What you need to do:
Reproduce the listing starting with the line that contains "List all visible" and going on through the line that contains "flag-outline xyxy=(1175,394,1209,428)", replacing "end-label-leader" with "label-connector" and leaving everything else unchanged. Leave the pictures out of the answer.

Data excerpts:
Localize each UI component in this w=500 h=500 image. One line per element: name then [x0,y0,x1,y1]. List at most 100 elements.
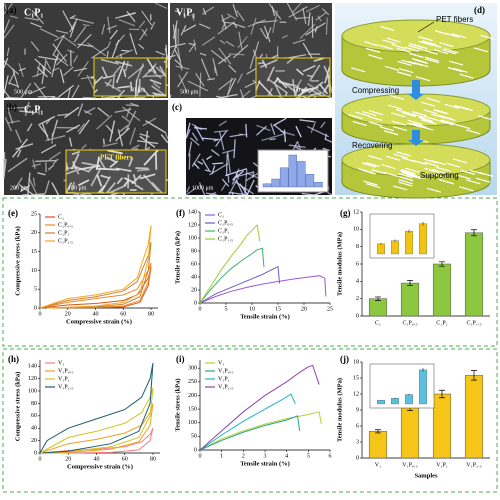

--

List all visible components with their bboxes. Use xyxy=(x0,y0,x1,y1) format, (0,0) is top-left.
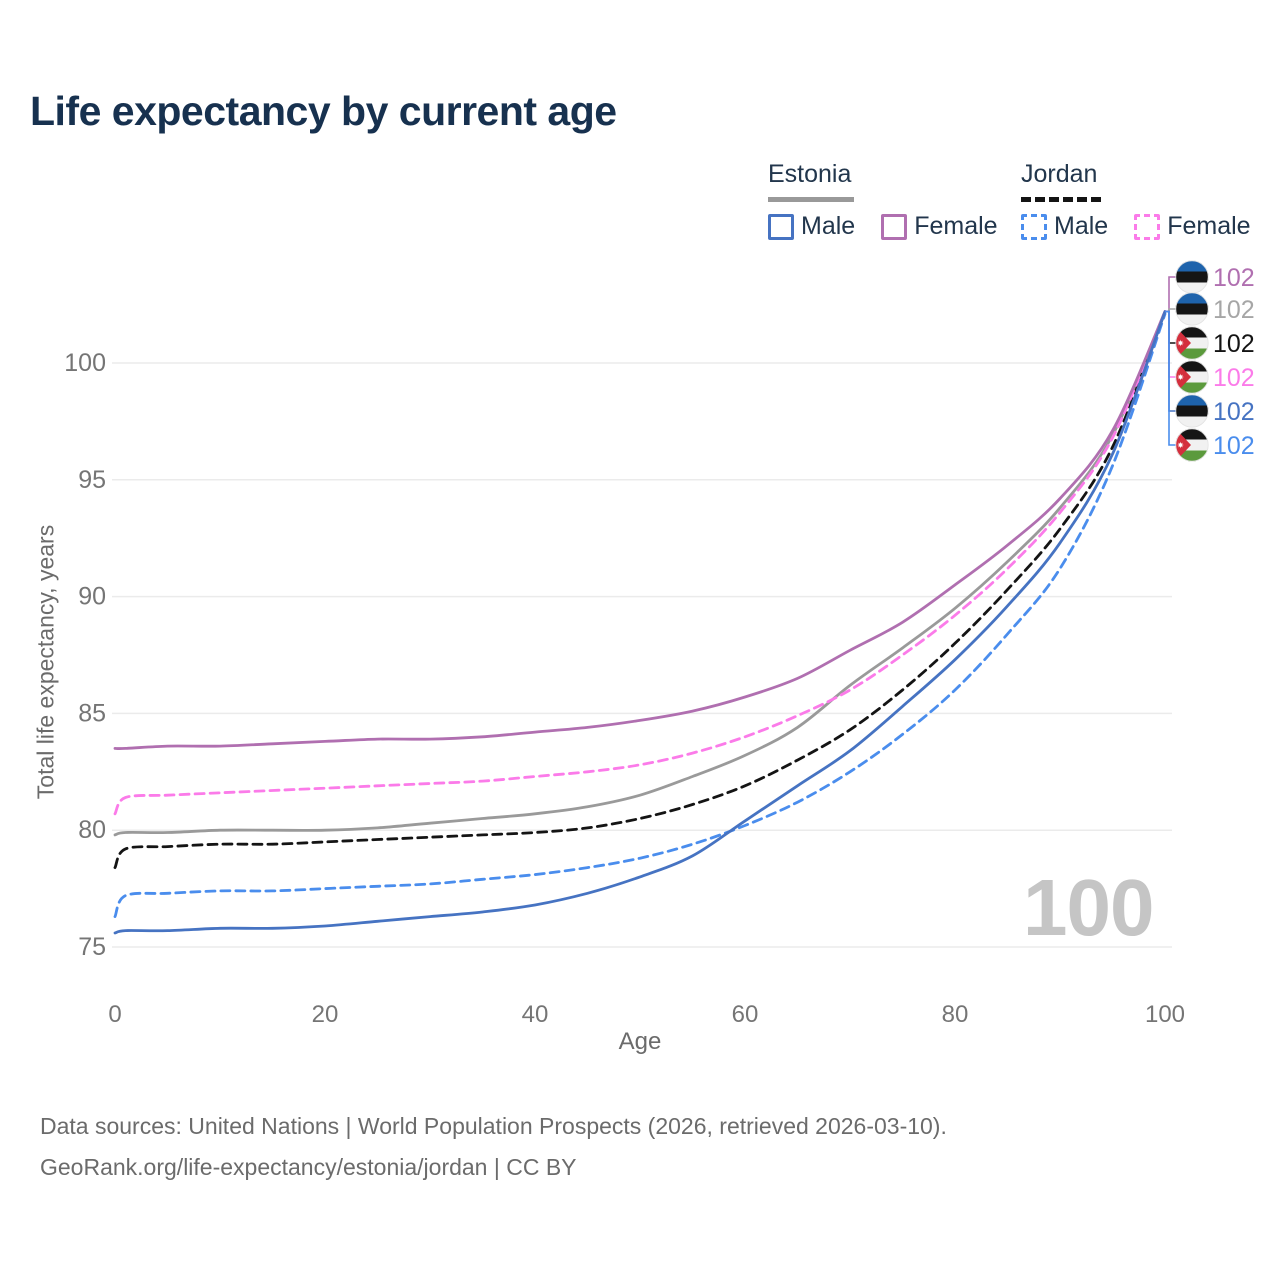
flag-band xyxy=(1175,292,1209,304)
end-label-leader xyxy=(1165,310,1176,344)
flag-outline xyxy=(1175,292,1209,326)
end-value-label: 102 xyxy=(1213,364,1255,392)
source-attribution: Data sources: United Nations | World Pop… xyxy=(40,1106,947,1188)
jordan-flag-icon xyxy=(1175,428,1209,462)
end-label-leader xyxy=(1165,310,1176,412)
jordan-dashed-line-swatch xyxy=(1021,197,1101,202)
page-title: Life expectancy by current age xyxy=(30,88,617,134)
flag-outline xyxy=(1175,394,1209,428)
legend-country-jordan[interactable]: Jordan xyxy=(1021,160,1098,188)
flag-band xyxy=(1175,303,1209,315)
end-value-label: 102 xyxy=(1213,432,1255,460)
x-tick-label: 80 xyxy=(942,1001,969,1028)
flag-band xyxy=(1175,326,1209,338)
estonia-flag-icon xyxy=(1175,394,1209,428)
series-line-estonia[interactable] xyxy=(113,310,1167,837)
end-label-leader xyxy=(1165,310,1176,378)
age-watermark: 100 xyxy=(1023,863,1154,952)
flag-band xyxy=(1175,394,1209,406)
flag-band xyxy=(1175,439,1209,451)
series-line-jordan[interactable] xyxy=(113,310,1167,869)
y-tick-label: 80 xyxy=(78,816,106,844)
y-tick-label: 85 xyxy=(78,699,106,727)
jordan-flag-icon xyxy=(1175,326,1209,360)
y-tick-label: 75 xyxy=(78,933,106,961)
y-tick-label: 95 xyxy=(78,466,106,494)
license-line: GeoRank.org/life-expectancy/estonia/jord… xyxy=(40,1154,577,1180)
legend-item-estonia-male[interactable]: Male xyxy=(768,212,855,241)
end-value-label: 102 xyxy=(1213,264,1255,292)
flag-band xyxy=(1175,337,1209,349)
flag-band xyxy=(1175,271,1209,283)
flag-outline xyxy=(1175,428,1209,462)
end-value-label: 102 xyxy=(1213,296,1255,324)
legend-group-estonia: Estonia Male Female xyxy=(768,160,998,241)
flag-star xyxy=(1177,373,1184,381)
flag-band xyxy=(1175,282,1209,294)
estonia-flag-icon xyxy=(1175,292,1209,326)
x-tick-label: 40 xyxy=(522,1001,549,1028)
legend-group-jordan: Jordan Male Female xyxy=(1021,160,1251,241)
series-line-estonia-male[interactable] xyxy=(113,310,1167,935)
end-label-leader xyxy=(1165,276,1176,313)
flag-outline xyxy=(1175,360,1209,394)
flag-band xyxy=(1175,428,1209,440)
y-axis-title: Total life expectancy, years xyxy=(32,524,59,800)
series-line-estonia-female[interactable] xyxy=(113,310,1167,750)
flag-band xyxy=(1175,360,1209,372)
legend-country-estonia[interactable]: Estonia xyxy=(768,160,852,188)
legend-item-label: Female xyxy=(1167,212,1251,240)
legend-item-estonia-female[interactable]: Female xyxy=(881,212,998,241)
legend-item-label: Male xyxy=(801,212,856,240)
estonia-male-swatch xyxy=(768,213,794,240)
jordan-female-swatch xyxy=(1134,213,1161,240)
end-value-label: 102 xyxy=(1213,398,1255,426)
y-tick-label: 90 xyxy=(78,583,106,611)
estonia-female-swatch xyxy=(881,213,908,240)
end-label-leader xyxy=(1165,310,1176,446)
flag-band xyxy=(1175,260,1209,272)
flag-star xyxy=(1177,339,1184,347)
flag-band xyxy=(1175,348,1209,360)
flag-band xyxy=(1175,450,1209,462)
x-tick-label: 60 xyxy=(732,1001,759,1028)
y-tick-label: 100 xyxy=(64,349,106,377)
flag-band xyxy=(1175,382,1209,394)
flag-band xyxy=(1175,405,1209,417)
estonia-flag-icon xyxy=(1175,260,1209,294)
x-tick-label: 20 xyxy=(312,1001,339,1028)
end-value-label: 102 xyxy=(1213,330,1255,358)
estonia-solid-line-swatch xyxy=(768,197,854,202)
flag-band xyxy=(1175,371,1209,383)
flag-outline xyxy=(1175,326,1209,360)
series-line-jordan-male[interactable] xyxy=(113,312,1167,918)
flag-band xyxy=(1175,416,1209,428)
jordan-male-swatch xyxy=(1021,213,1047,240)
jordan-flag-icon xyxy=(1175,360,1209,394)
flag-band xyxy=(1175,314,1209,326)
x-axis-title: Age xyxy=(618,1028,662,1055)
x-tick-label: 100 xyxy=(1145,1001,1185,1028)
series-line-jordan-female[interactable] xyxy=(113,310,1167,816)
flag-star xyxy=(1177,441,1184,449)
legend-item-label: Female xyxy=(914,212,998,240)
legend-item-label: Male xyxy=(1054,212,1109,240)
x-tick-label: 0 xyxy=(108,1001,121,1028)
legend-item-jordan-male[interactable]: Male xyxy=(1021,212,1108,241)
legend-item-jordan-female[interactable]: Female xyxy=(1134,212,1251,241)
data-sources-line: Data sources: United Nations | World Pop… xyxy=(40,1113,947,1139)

Exercise solution:
List all visible components with their bboxes. Use xyxy=(x0,y0,x1,y1) format, (0,0) is top-left.
flag-band xyxy=(1175,292,1209,304)
label-connector xyxy=(1165,310,1176,344)
flag-outline xyxy=(1175,292,1209,326)
end-value-label: 102 xyxy=(1213,364,1255,392)
source-attribution: Data sources: United Nations | World Pop… xyxy=(40,1106,947,1188)
jordan-flag-icon xyxy=(1175,428,1209,462)
label-connector xyxy=(1165,310,1176,412)
jordan-dashed-line-swatch xyxy=(1021,197,1101,202)
page-title: Life expectancy by current age xyxy=(30,88,617,134)
flag-outline xyxy=(1175,394,1209,428)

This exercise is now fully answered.